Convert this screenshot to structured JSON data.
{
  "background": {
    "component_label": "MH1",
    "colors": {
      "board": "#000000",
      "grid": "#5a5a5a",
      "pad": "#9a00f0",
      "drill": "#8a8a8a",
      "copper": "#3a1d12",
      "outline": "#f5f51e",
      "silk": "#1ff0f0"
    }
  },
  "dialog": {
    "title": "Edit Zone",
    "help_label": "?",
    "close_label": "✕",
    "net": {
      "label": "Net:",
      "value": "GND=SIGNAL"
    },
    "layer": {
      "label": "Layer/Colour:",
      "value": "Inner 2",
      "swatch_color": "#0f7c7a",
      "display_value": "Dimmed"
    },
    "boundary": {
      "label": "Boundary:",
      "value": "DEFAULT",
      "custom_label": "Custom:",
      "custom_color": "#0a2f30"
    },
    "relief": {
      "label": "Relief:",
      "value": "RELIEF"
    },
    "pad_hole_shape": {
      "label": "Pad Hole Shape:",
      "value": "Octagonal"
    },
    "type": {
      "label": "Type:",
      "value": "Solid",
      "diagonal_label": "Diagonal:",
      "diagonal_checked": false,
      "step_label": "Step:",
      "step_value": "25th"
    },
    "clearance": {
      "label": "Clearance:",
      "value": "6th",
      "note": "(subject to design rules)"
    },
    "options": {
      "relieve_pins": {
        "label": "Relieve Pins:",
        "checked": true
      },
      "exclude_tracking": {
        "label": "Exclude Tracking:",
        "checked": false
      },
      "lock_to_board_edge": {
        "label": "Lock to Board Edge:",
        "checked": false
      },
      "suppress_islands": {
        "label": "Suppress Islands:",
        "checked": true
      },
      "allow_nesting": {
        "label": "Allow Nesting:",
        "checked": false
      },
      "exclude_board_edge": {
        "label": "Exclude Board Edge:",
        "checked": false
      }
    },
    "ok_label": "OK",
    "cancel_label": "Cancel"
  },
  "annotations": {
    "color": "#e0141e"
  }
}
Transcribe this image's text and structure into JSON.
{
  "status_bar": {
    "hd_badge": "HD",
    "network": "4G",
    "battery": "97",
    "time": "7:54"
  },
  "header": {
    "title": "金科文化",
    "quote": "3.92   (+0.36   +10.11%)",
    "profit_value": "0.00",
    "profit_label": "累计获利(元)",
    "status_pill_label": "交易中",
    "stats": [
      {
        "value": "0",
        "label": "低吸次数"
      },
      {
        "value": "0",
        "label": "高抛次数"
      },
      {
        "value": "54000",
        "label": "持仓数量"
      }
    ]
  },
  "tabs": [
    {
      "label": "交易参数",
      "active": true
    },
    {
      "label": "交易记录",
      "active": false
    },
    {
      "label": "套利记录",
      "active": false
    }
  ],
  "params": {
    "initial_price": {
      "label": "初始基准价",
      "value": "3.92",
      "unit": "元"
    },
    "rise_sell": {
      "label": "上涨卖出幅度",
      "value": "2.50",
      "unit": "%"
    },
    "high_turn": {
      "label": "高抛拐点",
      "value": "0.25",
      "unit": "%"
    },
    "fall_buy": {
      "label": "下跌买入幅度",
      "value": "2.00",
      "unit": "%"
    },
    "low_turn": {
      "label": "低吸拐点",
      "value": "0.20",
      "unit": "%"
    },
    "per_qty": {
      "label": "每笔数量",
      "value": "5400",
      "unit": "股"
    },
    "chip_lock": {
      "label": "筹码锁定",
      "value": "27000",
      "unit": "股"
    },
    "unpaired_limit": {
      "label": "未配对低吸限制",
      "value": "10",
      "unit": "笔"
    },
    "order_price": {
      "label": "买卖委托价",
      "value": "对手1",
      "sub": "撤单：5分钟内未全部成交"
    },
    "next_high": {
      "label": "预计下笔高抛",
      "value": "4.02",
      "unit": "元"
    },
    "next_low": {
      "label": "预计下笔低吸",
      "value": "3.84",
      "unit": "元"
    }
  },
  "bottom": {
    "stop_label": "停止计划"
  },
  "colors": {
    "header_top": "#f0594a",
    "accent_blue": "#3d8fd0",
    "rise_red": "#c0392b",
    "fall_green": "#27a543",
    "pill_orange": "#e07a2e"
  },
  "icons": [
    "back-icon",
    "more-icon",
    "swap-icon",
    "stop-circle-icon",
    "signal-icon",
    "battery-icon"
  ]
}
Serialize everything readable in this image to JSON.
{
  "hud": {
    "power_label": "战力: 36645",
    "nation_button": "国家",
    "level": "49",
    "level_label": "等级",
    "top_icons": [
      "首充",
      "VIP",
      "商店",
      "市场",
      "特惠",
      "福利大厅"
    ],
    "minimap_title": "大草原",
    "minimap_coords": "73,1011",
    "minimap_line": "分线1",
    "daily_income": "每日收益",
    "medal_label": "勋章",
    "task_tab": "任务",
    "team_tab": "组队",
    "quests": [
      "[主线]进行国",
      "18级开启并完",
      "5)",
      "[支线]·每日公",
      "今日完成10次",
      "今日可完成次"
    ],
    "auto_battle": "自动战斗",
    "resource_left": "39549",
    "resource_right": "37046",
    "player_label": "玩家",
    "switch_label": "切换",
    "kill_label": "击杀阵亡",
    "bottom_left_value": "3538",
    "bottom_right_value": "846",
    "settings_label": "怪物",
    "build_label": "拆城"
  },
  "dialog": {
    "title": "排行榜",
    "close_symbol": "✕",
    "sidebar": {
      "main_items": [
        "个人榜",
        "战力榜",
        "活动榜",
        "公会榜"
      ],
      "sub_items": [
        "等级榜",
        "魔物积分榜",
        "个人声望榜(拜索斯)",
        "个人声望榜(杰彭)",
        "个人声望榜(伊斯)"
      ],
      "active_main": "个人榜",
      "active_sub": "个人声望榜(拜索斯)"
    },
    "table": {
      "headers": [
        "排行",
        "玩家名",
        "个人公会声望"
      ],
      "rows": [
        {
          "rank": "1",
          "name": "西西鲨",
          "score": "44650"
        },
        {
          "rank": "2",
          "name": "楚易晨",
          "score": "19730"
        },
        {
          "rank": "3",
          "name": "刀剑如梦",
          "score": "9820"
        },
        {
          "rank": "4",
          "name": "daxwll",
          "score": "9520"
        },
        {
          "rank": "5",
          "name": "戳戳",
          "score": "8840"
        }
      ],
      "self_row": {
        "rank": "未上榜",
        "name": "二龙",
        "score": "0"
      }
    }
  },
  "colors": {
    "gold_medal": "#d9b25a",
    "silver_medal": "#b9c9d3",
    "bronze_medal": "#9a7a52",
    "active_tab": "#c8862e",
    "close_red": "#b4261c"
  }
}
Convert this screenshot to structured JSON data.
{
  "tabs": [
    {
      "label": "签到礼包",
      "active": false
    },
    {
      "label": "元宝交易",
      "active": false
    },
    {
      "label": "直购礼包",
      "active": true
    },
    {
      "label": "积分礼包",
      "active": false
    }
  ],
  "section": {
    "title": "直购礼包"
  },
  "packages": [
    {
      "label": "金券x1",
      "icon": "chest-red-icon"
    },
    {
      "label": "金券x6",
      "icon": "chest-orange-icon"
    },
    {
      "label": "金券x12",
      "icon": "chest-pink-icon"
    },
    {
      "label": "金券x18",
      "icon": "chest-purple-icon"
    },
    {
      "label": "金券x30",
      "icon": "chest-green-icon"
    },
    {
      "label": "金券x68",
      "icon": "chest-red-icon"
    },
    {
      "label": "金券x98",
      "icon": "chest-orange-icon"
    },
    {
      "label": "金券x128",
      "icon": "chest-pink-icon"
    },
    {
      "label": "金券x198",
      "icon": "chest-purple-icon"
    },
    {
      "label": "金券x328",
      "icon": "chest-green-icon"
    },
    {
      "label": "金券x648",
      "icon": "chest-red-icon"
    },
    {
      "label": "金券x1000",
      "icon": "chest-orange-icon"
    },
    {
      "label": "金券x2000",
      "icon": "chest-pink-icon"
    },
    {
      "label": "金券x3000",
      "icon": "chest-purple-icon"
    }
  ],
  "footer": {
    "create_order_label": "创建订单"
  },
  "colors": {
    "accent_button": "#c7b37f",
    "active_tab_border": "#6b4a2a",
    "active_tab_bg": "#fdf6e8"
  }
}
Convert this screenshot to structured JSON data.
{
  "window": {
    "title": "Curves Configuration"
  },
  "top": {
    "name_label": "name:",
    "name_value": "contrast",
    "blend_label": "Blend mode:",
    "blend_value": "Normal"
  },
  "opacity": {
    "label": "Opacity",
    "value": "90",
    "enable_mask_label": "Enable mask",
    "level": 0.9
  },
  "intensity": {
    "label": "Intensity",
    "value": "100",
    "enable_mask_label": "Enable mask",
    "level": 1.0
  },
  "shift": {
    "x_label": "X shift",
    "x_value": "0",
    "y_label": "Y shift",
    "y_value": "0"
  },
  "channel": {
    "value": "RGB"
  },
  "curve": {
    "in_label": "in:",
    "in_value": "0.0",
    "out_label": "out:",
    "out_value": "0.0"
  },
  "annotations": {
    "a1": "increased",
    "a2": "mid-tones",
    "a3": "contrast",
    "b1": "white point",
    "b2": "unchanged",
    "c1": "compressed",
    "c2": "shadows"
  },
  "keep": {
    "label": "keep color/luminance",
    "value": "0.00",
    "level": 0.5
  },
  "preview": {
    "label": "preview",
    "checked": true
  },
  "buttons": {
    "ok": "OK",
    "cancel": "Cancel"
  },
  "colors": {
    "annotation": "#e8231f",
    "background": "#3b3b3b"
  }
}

• [What to do]
Extract from the material all lines containing the string "rank".

• [Exercise result]
          "rank": "1",
          "rank": "2",
          "rank": "3",
          "rank": "4",
          "rank": "5",
        "rank": "未上榜",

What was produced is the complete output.